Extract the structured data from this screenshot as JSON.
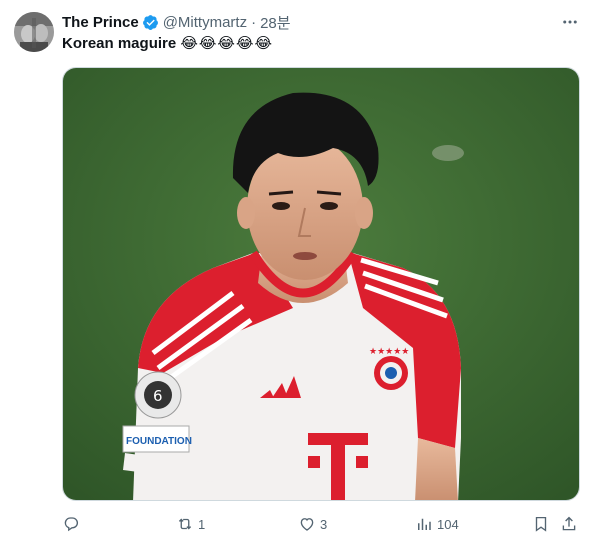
{
  "author": {
    "name": "The Prince",
    "handle": "@Mittymartz",
    "separator": "·",
    "time": "28분",
    "verified": true
  },
  "tweet": {
    "text": "Korean maguire",
    "emojis": "😂😂😂😂😂"
  },
  "media": {
    "kit_badge_text": "FOUNDATION",
    "ucl_badge_number": "6"
  },
  "actions": {
    "reply_count": "",
    "retweet_count": "1",
    "like_count": "3",
    "views_count": "104"
  },
  "icons": {
    "verified": "verified-badge-icon",
    "more": "more-horizontal-icon",
    "reply": "reply-icon",
    "retweet": "retweet-icon",
    "like": "heart-icon",
    "views": "views-chart-icon",
    "bookmark": "bookmark-icon",
    "share": "share-icon"
  },
  "colors": {
    "accent": "#1d9bf0",
    "text": "#0f1419",
    "secondary": "#536471",
    "pitch": "#3f6b33",
    "jersey_red": "#dc1f2e"
  }
}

» DIRECTIVE
Could you reproduce every record above exactly, leaving out the pictures?

» RESPONSE TO THE EXERCISE
Extract the structured data from this screenshot as JSON.
{
  "author": {
    "name": "The Prince",
    "handle": "@Mittymartz",
    "separator": "·",
    "time": "28분",
    "verified": true
  },
  "tweet": {
    "text": "Korean maguire",
    "emojis": "😂😂😂😂😂"
  },
  "media": {
    "kit_badge_text": "FOUNDATION",
    "ucl_badge_number": "6"
  },
  "actions": {
    "reply_count": "",
    "retweet_count": "1",
    "like_count": "3",
    "views_count": "104"
  },
  "icons": {
    "verified": "verified-badge-icon",
    "more": "more-horizontal-icon",
    "reply": "reply-icon",
    "retweet": "retweet-icon",
    "like": "heart-icon",
    "views": "views-chart-icon",
    "bookmark": "bookmark-icon",
    "share": "share-icon"
  },
  "colors": {
    "accent": "#1d9bf0",
    "text": "#0f1419",
    "secondary": "#536471",
    "pitch": "#3f6b33",
    "jersey_red": "#dc1f2e"
  }
}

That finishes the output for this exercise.